WRITTEN TASK
Look below for the line that contains "What text is on this page?", then quote it and all the lines after it, exactly, with the pictures left out.

RECORDS SUPPLIED
--- START ---

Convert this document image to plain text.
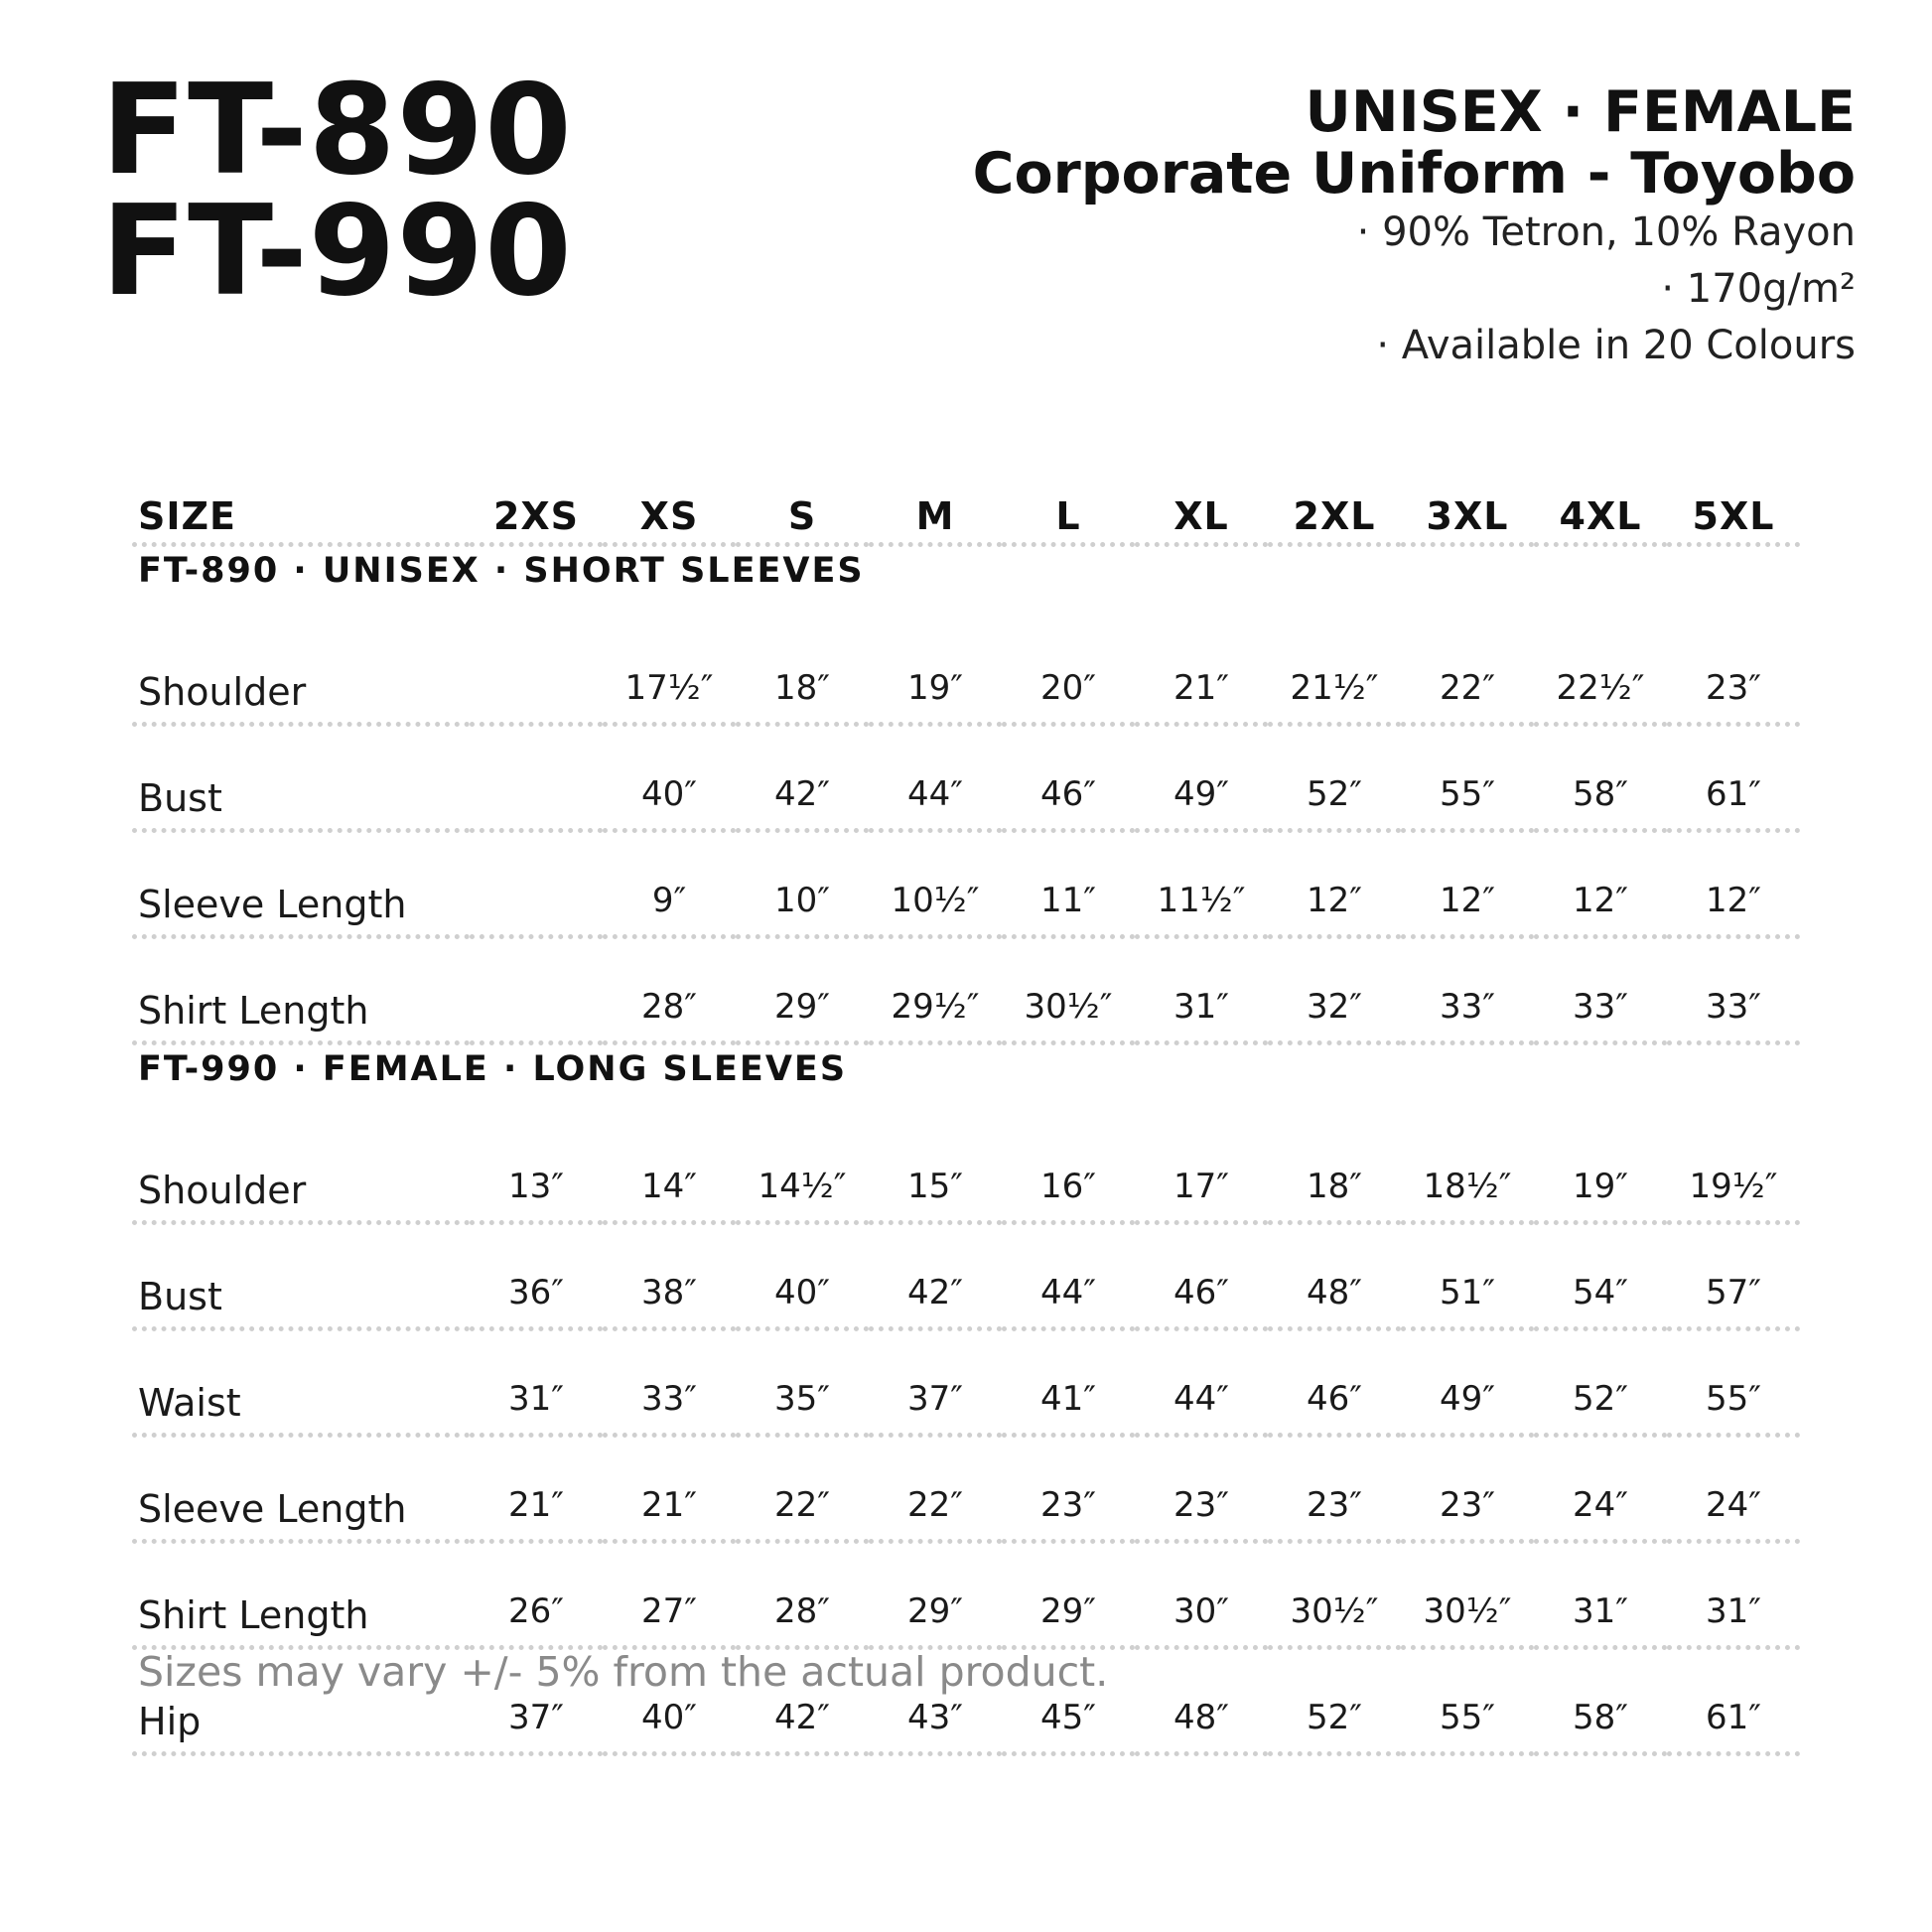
FT-890
FT-990
UNISEX · FEMALE
Corporate Uniform - Toyobo
· 90% Tetron, 10% Rayon
· 170g/m²
· Available in 20 Colours
SIZE	2XS	XS	S	M	L	XL	2XL	3XL	4XL	5XL
FT-890 · UNISEX · SHORT SLEEVES										

Shoulder		17½″	18″	19″	20″	21″	21½″	22″	22½″	23″
Bust		40″	42″	44″	46″	49″	52″	55″	58″	61″
Sleeve Length		9″	10″	10½″	11″	11½″	12″	12″	12″	12″
Shirt Length		28″	29″	29½″	30½″	31″	32″	33″	33″	33″
FT-990 · FEMALE · LONG SLEEVES										

Shoulder	13″	14″	14½″	15″	16″	17″	18″	18½″	19″	19½″
Bust	36″	38″	40″	42″	44″	46″	48″	51″	54″	57″
Waist	31″	33″	35″	37″	41″	44″	46″	49″	52″	55″
Sleeve Length	21″	21″	22″	22″	23″	23″	23″	23″	24″	24″
Shirt Length	26″	27″	28″	29″	29″	30″	30½″	30½″	31″	31″
Hip	37″	40″	42″	43″	45″	48″	52″	55″	58″	61″
Sizes may vary +/- 5% from the actual product.
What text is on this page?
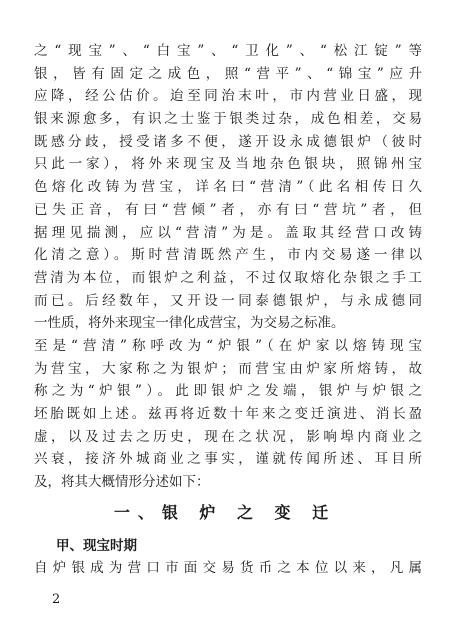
之“现宝”、“白宝”、“卫化”、“松江锭”等
银，皆有固定之成色，照“营平”、“锦宝”应升
应降，经公估价。迨至同治末叶，市内营业日盛，现
银来源愈多，有识之士鉴于银类过杂，成色相差，交易
既感分歧，授受诸多不便，遂开设永成德银炉（彼时
只此一家），将外来现宝及当地杂色银块，照锦州宝
色熔化改铸为营宝，详名曰“营清”（此名相传日久
已失正音，有曰“营倾”者，亦有曰“营坑”者，但
据理见揣测，应以“营清”为是。盖取其经营口改铸
化清之意）。斯时营清既然产生，市内交易遂一律以
营清为本位，而银炉之利益，不过仅取熔化杂银之手工
而已。后经数年，又开设一同泰德银炉，与永成德同
一性质，将外来现宝一律化成营宝，为交易之标准。
至是“营清”称呼改为“炉银”（在炉家以熔铸现宝
为营宝，大家称之为银炉；而营宝由炉家所熔铸，故
称之为“炉银”）。此即银炉之发端，银炉与炉银之
坯胎既如上述。兹再将近数十年来之变迁演进、消长盈
虚，以及过去之历史，现在之状况，影响埠内商业之
兴衰，接济外城商业之事实，谨就传闻所述、耳目所
及，将其大概情形分述如下：
一、银 炉 之 变 迁
甲、现宝时期
自炉银成为营口市面交易货币之本位以来，凡属
2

--- END ---

REPLY TO THE EXERCISE
What text is on this page?
之“现宝”、“白宝”、“卫化”、“松江锭”等
银，皆有固定之成色，照“营平”、“锦宝”应升
应降，经公估价。迨至同治末叶，市内营业日盛，现
银来源愈多，有识之士鉴于银类过杂，成色相差，交易
既感分歧，授受诸多不便，遂开设永成德银炉（彼时
只此一家），将外来现宝及当地杂色银块，照锦州宝
色熔化改铸为营宝，详名曰“营清”（此名相传日久
已失正音，有曰“营倾”者，亦有曰“营坑”者，但
据理见揣测，应以“营清”为是。盖取其经营口改铸
化清之意）。斯时营清既然产生，市内交易遂一律以
营清为本位，而银炉之利益，不过仅取熔化杂银之手工
而已。后经数年，又开设一同泰德银炉，与永成德同
一性质，将外来现宝一律化成营宝，为交易之标准。
至是“营清”称呼改为“炉银”（在炉家以熔铸现宝
为营宝，大家称之为银炉；而营宝由炉家所熔铸，故
称之为“炉银”）。此即银炉之发端，银炉与炉银之
坯胎既如上述。兹再将近数十年来之变迁演进、消长盈
虚，以及过去之历史，现在之状况，影响埠内商业之
兴衰，接济外城商业之事实，谨就传闻所述、耳目所
及，将其大概情形分述如下：
一、银 炉 之 变 迁
甲、现宝时期
自炉银成为营口市面交易货币之本位以来，凡属
2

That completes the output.